Your answer is a single number: the count of lines that contain the string "Driven".

********************

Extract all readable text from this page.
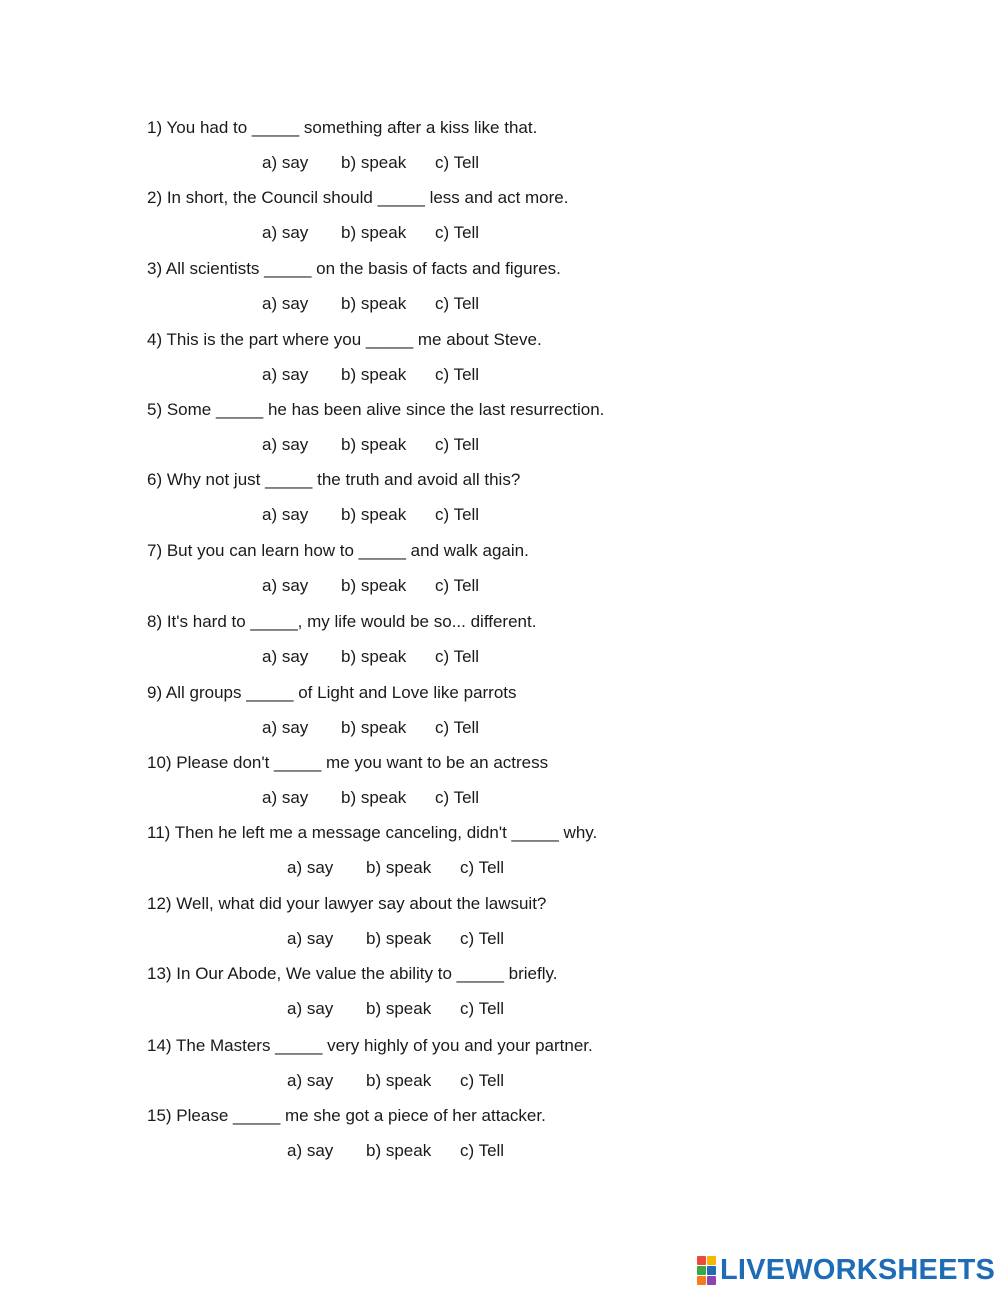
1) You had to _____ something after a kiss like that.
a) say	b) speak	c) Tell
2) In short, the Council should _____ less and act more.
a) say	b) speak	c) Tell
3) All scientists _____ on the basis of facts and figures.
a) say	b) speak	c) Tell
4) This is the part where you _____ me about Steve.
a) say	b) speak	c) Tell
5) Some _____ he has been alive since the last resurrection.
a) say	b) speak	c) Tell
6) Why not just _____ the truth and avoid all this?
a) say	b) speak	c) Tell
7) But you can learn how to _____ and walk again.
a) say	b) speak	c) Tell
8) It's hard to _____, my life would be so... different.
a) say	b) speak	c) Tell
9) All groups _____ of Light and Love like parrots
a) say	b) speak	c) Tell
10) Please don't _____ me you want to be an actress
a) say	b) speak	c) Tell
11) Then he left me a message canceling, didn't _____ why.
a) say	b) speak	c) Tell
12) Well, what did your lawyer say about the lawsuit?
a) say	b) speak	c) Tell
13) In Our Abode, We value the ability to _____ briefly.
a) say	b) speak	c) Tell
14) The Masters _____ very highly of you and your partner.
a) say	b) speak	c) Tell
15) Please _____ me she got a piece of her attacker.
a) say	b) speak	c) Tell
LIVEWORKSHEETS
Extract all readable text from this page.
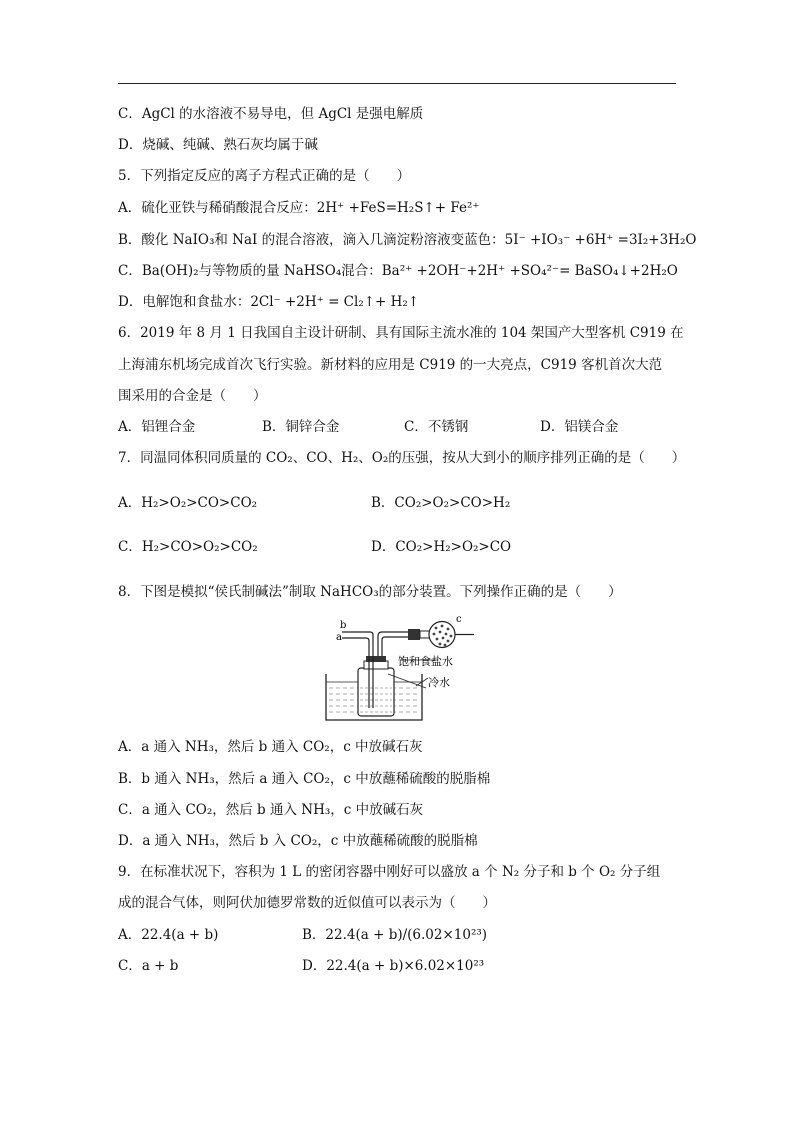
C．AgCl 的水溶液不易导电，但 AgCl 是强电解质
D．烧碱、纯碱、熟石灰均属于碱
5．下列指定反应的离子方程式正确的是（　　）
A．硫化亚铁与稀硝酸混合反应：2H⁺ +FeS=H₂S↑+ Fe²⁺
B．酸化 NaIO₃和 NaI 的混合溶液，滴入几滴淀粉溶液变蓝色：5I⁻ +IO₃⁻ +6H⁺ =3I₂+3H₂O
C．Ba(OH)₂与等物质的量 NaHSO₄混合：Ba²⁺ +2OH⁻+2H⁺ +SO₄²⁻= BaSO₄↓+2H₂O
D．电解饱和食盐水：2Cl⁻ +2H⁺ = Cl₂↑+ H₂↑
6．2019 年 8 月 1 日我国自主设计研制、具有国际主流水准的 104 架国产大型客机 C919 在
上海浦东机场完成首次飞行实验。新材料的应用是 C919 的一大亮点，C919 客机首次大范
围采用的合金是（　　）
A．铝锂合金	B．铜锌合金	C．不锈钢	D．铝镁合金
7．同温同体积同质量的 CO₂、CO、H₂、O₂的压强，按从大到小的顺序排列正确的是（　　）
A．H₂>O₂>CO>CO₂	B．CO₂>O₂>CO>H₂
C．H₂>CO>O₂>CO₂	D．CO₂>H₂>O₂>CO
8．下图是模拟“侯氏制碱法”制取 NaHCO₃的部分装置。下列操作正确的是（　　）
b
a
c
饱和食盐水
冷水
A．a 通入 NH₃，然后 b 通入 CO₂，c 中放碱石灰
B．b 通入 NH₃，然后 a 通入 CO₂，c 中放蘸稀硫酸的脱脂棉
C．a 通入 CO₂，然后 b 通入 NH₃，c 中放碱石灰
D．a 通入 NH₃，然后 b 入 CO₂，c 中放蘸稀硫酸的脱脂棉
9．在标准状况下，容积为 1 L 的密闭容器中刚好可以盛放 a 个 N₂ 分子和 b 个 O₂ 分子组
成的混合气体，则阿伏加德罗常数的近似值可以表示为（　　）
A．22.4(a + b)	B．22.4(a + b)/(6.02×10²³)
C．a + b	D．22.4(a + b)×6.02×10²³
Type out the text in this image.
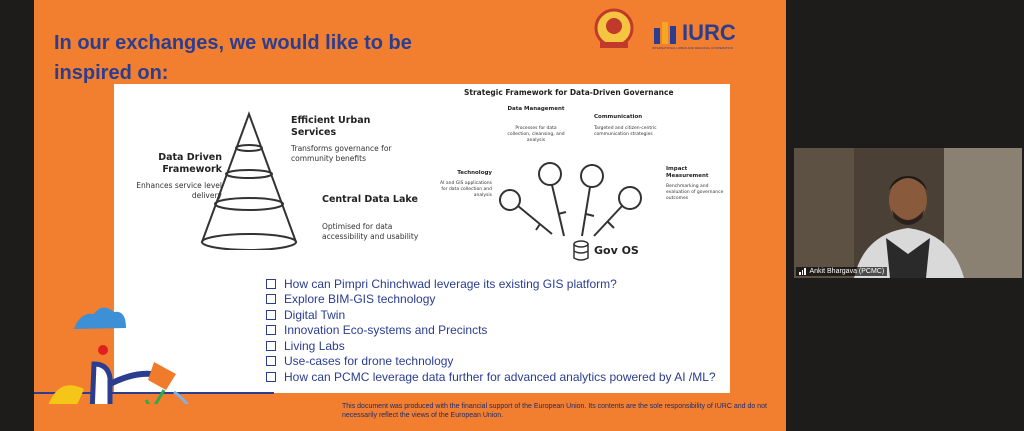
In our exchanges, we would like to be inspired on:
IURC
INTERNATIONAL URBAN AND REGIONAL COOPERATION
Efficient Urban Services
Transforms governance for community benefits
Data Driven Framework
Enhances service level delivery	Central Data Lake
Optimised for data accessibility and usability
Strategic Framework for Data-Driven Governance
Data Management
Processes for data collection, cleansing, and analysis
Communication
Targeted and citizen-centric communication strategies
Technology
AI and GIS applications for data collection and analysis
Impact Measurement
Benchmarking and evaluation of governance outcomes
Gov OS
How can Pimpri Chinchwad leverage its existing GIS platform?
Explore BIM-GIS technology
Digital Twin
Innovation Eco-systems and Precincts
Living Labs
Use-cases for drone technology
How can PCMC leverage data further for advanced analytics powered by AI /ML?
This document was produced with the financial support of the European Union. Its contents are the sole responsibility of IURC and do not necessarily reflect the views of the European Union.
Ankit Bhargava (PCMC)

********************

* [WRITTEN SOLUTION]: 2